## [Task material]
· · · · · · ·
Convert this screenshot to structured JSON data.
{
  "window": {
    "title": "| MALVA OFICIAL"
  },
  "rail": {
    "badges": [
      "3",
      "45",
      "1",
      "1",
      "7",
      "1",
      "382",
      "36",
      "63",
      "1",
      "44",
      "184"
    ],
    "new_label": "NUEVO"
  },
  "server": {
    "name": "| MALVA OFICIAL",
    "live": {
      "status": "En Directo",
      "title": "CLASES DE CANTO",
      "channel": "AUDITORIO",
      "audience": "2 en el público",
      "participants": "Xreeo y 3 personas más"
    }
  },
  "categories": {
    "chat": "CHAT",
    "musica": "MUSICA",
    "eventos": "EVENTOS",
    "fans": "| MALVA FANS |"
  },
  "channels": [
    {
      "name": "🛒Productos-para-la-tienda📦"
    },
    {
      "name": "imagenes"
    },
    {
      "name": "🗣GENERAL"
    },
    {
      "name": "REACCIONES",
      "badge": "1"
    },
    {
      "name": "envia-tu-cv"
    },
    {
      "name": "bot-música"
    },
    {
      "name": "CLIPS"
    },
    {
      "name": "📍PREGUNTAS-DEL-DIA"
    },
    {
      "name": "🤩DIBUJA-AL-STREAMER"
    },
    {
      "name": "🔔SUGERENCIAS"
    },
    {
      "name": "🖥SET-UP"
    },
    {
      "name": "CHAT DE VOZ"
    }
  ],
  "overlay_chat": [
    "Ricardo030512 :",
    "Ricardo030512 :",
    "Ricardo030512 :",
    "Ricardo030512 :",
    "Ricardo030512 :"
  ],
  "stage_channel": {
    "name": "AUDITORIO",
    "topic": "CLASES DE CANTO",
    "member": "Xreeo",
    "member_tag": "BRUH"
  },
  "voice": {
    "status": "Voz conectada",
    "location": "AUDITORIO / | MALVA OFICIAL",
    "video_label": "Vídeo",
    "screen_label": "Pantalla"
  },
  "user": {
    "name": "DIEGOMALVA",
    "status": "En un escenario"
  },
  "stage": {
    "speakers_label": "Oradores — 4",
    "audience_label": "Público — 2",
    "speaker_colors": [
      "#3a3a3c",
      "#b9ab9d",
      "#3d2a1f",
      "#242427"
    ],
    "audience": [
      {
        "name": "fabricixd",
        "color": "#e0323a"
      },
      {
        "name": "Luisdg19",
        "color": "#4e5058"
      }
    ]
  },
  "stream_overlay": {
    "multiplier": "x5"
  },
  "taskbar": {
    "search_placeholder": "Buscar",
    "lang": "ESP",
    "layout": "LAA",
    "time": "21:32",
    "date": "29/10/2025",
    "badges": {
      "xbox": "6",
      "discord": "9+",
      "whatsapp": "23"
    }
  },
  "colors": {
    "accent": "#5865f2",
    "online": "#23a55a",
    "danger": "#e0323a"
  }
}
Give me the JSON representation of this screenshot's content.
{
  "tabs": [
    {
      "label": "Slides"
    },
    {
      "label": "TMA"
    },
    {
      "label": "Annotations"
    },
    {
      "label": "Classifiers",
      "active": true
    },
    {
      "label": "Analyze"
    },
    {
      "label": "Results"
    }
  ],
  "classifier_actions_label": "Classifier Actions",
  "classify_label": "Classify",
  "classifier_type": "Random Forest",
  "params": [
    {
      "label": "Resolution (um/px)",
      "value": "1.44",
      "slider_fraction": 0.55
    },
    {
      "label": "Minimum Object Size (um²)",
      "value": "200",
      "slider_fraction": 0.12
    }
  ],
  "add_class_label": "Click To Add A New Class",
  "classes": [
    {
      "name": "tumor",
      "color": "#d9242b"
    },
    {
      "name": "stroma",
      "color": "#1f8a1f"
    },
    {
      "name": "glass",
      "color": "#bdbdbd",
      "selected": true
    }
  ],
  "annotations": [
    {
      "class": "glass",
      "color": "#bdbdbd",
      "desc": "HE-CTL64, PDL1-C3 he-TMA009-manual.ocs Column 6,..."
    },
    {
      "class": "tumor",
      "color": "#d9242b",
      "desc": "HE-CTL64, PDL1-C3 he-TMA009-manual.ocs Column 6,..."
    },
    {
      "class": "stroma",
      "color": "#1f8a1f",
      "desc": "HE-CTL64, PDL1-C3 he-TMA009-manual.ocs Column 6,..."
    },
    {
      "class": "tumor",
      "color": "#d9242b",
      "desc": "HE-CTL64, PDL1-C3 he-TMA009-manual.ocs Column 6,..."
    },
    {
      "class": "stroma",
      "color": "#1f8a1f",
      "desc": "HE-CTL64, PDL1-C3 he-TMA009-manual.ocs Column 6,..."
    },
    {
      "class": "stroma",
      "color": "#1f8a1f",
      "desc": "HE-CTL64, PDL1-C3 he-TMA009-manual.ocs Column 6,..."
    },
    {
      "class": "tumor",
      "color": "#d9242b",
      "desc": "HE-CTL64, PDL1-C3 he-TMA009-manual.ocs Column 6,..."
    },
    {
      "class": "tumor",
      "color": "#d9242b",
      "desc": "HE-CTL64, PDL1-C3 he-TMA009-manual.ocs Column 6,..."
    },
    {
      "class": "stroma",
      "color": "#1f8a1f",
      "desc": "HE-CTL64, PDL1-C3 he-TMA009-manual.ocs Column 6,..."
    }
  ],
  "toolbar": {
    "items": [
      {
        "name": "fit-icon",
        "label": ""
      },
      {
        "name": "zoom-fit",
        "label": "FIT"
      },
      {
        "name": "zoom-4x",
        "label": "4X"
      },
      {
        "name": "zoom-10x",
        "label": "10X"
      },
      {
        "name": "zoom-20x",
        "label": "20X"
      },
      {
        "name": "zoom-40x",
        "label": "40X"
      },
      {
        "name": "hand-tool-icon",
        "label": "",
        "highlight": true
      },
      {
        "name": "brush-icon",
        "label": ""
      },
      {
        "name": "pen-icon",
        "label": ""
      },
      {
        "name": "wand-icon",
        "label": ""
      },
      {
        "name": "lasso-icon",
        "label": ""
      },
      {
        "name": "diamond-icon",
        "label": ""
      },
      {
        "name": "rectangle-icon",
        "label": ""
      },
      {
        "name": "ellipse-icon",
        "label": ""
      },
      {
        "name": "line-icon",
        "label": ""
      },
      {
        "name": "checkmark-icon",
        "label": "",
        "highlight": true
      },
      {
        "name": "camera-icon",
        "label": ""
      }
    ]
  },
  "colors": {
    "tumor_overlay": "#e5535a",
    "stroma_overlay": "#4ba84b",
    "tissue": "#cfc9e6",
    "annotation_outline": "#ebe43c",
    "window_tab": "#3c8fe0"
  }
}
· · · · · · ·
Every line above that holds the string "icon" should be returned.

        "name": "fit-icon",
        "name": "hand-tool-icon",
        "name": "brush-icon",
        "name": "pen-icon",
        "name": "wand-icon",
        "name": "lasso-icon",
        "name": "diamond-icon",
        "name": "rectangle-icon",
        "name": "ellipse-icon",
        "name": "line-icon",
        "name": "checkmark-icon",
        "name": "camera-icon",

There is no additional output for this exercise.